■ What is expected:
Scan the data below for the string "Passed". Copy every line where it appears.

■ Records provided:
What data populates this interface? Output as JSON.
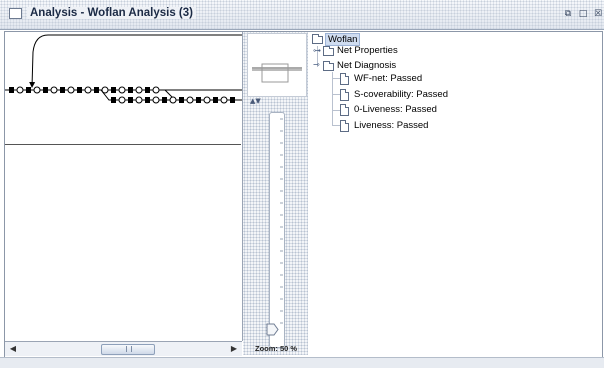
{
  "window": {
    "title": "Analysis - Woflan Analysis (3)",
    "buttons": [
      "restore-icon",
      "maximize-icon",
      "close-icon"
    ]
  },
  "tree": {
    "root": "Woflan",
    "items": [
      {
        "label": "Net Properties",
        "expanded": false
      },
      {
        "label": "Net Diagnosis",
        "expanded": true,
        "children": [
          "WF-net: Passed",
          "S-coverability: Passed",
          "0-Liveness: Passed",
          "Liveness: Passed"
        ]
      }
    ]
  },
  "zoom": {
    "label": "Zoom: 50 %",
    "value": 50
  },
  "colors": {
    "selection": "#cfdcf0",
    "titlebar_text": "#1b2a45"
  }
}
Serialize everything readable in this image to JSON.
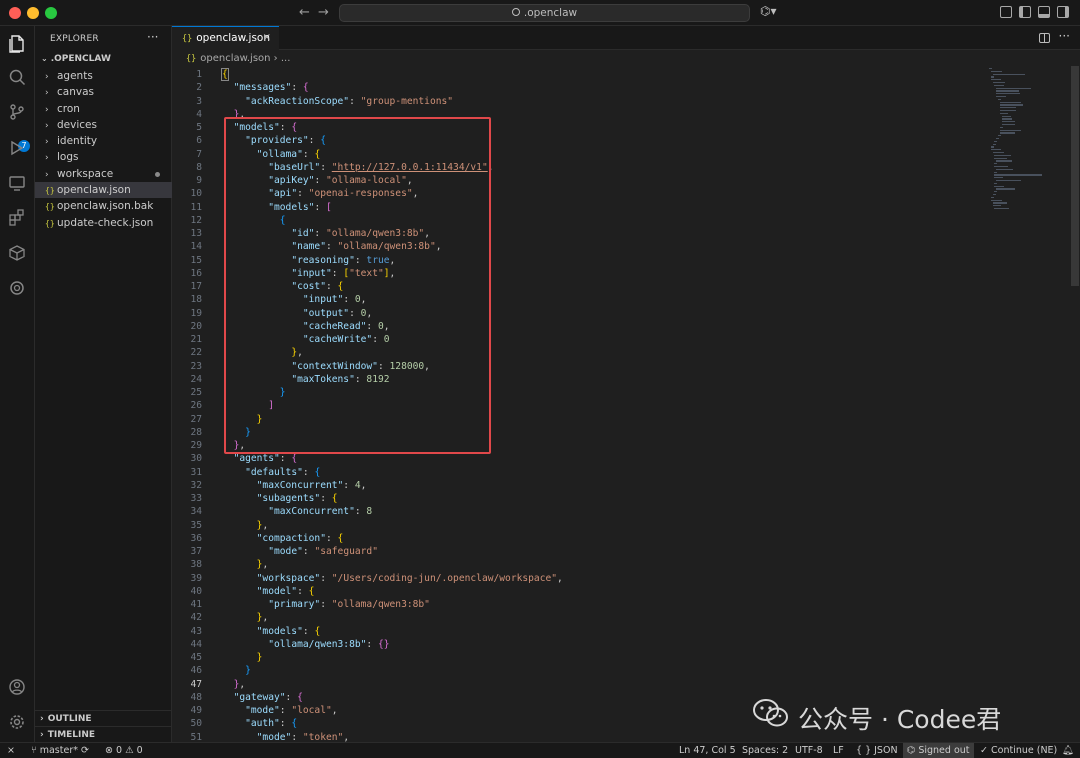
{
  "titlebar": {
    "search_text": ".openclaw",
    "back_icon": "arrow-left-icon",
    "forward_icon": "arrow-right-icon"
  },
  "sidebar": {
    "title": "EXPLORER",
    "more": "···",
    "root": ".OPENCLAW",
    "items": [
      {
        "type": "folder",
        "label": "agents"
      },
      {
        "type": "folder",
        "label": "canvas"
      },
      {
        "type": "folder",
        "label": "cron"
      },
      {
        "type": "folder",
        "label": "devices"
      },
      {
        "type": "folder",
        "label": "identity"
      },
      {
        "type": "folder",
        "label": "logs"
      },
      {
        "type": "folder",
        "label": "workspace",
        "modified": true
      },
      {
        "type": "file",
        "label": "openclaw.json",
        "selected": true
      },
      {
        "type": "file",
        "label": "openclaw.json.bak"
      },
      {
        "type": "file",
        "label": "update-check.json"
      }
    ],
    "outline": "OUTLINE",
    "timeline": "TIMELINE"
  },
  "tab": {
    "label": "openclaw.json",
    "icon_text": "{}",
    "close": "×"
  },
  "breadcrumb": {
    "file": "openclaw.json",
    "sep": " › ",
    "rest": "..."
  },
  "editor": {
    "current_line": 47,
    "lines": [
      [
        [
          "br1",
          "{"
        ]
      ],
      [
        [
          "p",
          "  "
        ],
        [
          "k",
          "\"messages\""
        ],
        [
          "p",
          ": "
        ],
        [
          "br2",
          "{"
        ]
      ],
      [
        [
          "p",
          "    "
        ],
        [
          "k",
          "\"ackReactionScope\""
        ],
        [
          "p",
          ": "
        ],
        [
          "s",
          "\"group-mentions\""
        ]
      ],
      [
        [
          "p",
          "  "
        ],
        [
          "br2",
          "}"
        ],
        [
          "p",
          ","
        ]
      ],
      [
        [
          "p",
          "  "
        ],
        [
          "k",
          "\"models\""
        ],
        [
          "p",
          ": "
        ],
        [
          "br2",
          "{"
        ]
      ],
      [
        [
          "p",
          "    "
        ],
        [
          "k",
          "\"providers\""
        ],
        [
          "p",
          ": "
        ],
        [
          "br3",
          "{"
        ]
      ],
      [
        [
          "p",
          "      "
        ],
        [
          "k",
          "\"ollama\""
        ],
        [
          "p",
          ": "
        ],
        [
          "br1",
          "{"
        ]
      ],
      [
        [
          "p",
          "        "
        ],
        [
          "k",
          "\"baseUrl\""
        ],
        [
          "p",
          ": "
        ],
        [
          "su",
          "\"http://127.0.0.1:11434/v1\""
        ],
        [
          "p",
          ","
        ]
      ],
      [
        [
          "p",
          "        "
        ],
        [
          "k",
          "\"apiKey\""
        ],
        [
          "p",
          ": "
        ],
        [
          "s",
          "\"ollama-local\""
        ],
        [
          "p",
          ","
        ]
      ],
      [
        [
          "p",
          "        "
        ],
        [
          "k",
          "\"api\""
        ],
        [
          "p",
          ": "
        ],
        [
          "s",
          "\"openai-responses\""
        ],
        [
          "p",
          ","
        ]
      ],
      [
        [
          "p",
          "        "
        ],
        [
          "k",
          "\"models\""
        ],
        [
          "p",
          ": "
        ],
        [
          "br2",
          "["
        ]
      ],
      [
        [
          "p",
          "          "
        ],
        [
          "br3",
          "{"
        ]
      ],
      [
        [
          "p",
          "            "
        ],
        [
          "k",
          "\"id\""
        ],
        [
          "p",
          ": "
        ],
        [
          "s",
          "\"ollama/qwen3:8b\""
        ],
        [
          "p",
          ","
        ]
      ],
      [
        [
          "p",
          "            "
        ],
        [
          "k",
          "\"name\""
        ],
        [
          "p",
          ": "
        ],
        [
          "s",
          "\"ollama/qwen3:8b\""
        ],
        [
          "p",
          ","
        ]
      ],
      [
        [
          "p",
          "            "
        ],
        [
          "k",
          "\"reasoning\""
        ],
        [
          "p",
          ": "
        ],
        [
          "b",
          "true"
        ],
        [
          "p",
          ","
        ]
      ],
      [
        [
          "p",
          "            "
        ],
        [
          "k",
          "\"input\""
        ],
        [
          "p",
          ": "
        ],
        [
          "br1",
          "["
        ],
        [
          "s",
          "\"text\""
        ],
        [
          "br1",
          "]"
        ],
        [
          "p",
          ","
        ]
      ],
      [
        [
          "p",
          "            "
        ],
        [
          "k",
          "\"cost\""
        ],
        [
          "p",
          ": "
        ],
        [
          "br1",
          "{"
        ]
      ],
      [
        [
          "p",
          "              "
        ],
        [
          "k",
          "\"input\""
        ],
        [
          "p",
          ": "
        ],
        [
          "n",
          "0"
        ],
        [
          "p",
          ","
        ]
      ],
      [
        [
          "p",
          "              "
        ],
        [
          "k",
          "\"output\""
        ],
        [
          "p",
          ": "
        ],
        [
          "n",
          "0"
        ],
        [
          "p",
          ","
        ]
      ],
      [
        [
          "p",
          "              "
        ],
        [
          "k",
          "\"cacheRead\""
        ],
        [
          "p",
          ": "
        ],
        [
          "n",
          "0"
        ],
        [
          "p",
          ","
        ]
      ],
      [
        [
          "p",
          "              "
        ],
        [
          "k",
          "\"cacheWrite\""
        ],
        [
          "p",
          ": "
        ],
        [
          "n",
          "0"
        ]
      ],
      [
        [
          "p",
          "            "
        ],
        [
          "br1",
          "}"
        ],
        [
          "p",
          ","
        ]
      ],
      [
        [
          "p",
          "            "
        ],
        [
          "k",
          "\"contextWindow\""
        ],
        [
          "p",
          ": "
        ],
        [
          "n",
          "128000"
        ],
        [
          "p",
          ","
        ]
      ],
      [
        [
          "p",
          "            "
        ],
        [
          "k",
          "\"maxTokens\""
        ],
        [
          "p",
          ": "
        ],
        [
          "n",
          "8192"
        ]
      ],
      [
        [
          "p",
          "          "
        ],
        [
          "br3",
          "}"
        ]
      ],
      [
        [
          "p",
          "        "
        ],
        [
          "br2",
          "]"
        ]
      ],
      [
        [
          "p",
          "      "
        ],
        [
          "br1",
          "}"
        ]
      ],
      [
        [
          "p",
          "    "
        ],
        [
          "br3",
          "}"
        ]
      ],
      [
        [
          "p",
          "  "
        ],
        [
          "br2",
          "}"
        ],
        [
          "p",
          ","
        ]
      ],
      [
        [
          "p",
          "  "
        ],
        [
          "k",
          "\"agents\""
        ],
        [
          "p",
          ": "
        ],
        [
          "br2",
          "{"
        ]
      ],
      [
        [
          "p",
          "    "
        ],
        [
          "k",
          "\"defaults\""
        ],
        [
          "p",
          ": "
        ],
        [
          "br3",
          "{"
        ]
      ],
      [
        [
          "p",
          "      "
        ],
        [
          "k",
          "\"maxConcurrent\""
        ],
        [
          "p",
          ": "
        ],
        [
          "n",
          "4"
        ],
        [
          "p",
          ","
        ]
      ],
      [
        [
          "p",
          "      "
        ],
        [
          "k",
          "\"subagents\""
        ],
        [
          "p",
          ": "
        ],
        [
          "br1",
          "{"
        ]
      ],
      [
        [
          "p",
          "        "
        ],
        [
          "k",
          "\"maxConcurrent\""
        ],
        [
          "p",
          ": "
        ],
        [
          "n",
          "8"
        ]
      ],
      [
        [
          "p",
          "      "
        ],
        [
          "br1",
          "}"
        ],
        [
          "p",
          ","
        ]
      ],
      [
        [
          "p",
          "      "
        ],
        [
          "k",
          "\"compaction\""
        ],
        [
          "p",
          ": "
        ],
        [
          "br1",
          "{"
        ]
      ],
      [
        [
          "p",
          "        "
        ],
        [
          "k",
          "\"mode\""
        ],
        [
          "p",
          ": "
        ],
        [
          "s",
          "\"safeguard\""
        ]
      ],
      [
        [
          "p",
          "      "
        ],
        [
          "br1",
          "}"
        ],
        [
          "p",
          ","
        ]
      ],
      [
        [
          "p",
          "      "
        ],
        [
          "k",
          "\"workspace\""
        ],
        [
          "p",
          ": "
        ],
        [
          "s",
          "\"/Users/coding-jun/.openclaw/workspace\""
        ],
        [
          "p",
          ","
        ]
      ],
      [
        [
          "p",
          "      "
        ],
        [
          "k",
          "\"model\""
        ],
        [
          "p",
          ": "
        ],
        [
          "br1",
          "{"
        ]
      ],
      [
        [
          "p",
          "        "
        ],
        [
          "k",
          "\"primary\""
        ],
        [
          "p",
          ": "
        ],
        [
          "s",
          "\"ollama/qwen3:8b\""
        ]
      ],
      [
        [
          "p",
          "      "
        ],
        [
          "br1",
          "}"
        ],
        [
          "p",
          ","
        ]
      ],
      [
        [
          "p",
          "      "
        ],
        [
          "k",
          "\"models\""
        ],
        [
          "p",
          ": "
        ],
        [
          "br1",
          "{"
        ]
      ],
      [
        [
          "p",
          "        "
        ],
        [
          "k",
          "\"ollama/qwen3:8b\""
        ],
        [
          "p",
          ": "
        ],
        [
          "br2",
          "{}"
        ]
      ],
      [
        [
          "p",
          "      "
        ],
        [
          "br1",
          "}"
        ]
      ],
      [
        [
          "p",
          "    "
        ],
        [
          "br3",
          "}"
        ]
      ],
      [
        [
          "p",
          "  "
        ],
        [
          "br2",
          "}"
        ],
        [
          "p",
          ","
        ]
      ],
      [
        [
          "p",
          "  "
        ],
        [
          "k",
          "\"gateway\""
        ],
        [
          "p",
          ": "
        ],
        [
          "br2",
          "{"
        ]
      ],
      [
        [
          "p",
          "    "
        ],
        [
          "k",
          "\"mode\""
        ],
        [
          "p",
          ": "
        ],
        [
          "s",
          "\"local\""
        ],
        [
          "p",
          ","
        ]
      ],
      [
        [
          "p",
          "    "
        ],
        [
          "k",
          "\"auth\""
        ],
        [
          "p",
          ": "
        ],
        [
          "br3",
          "{"
        ]
      ],
      [
        [
          "p",
          "      "
        ],
        [
          "k",
          "\"mode\""
        ],
        [
          "p",
          ": "
        ],
        [
          "s",
          "\"token\""
        ],
        [
          "p",
          ","
        ]
      ]
    ]
  },
  "watermark": "公众号 · Codee君",
  "statusbar": {
    "branch": "master*",
    "errors": "0",
    "warnings": "0",
    "position": "Ln 47, Col 5",
    "spaces": "Spaces: 2",
    "encoding": "UTF-8",
    "eol": "LF",
    "language": "{ } JSON",
    "signed": "Signed out",
    "continue": "Continue (NE)"
  },
  "colors": {
    "accent": "#0078d4",
    "highlight_box": "#e0484a"
  }
}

■ Right answer:
          "WF-net: Passed",
          "S-coverability: Passed",
          "0-Liveness: Passed",
          "Liveness: Passed"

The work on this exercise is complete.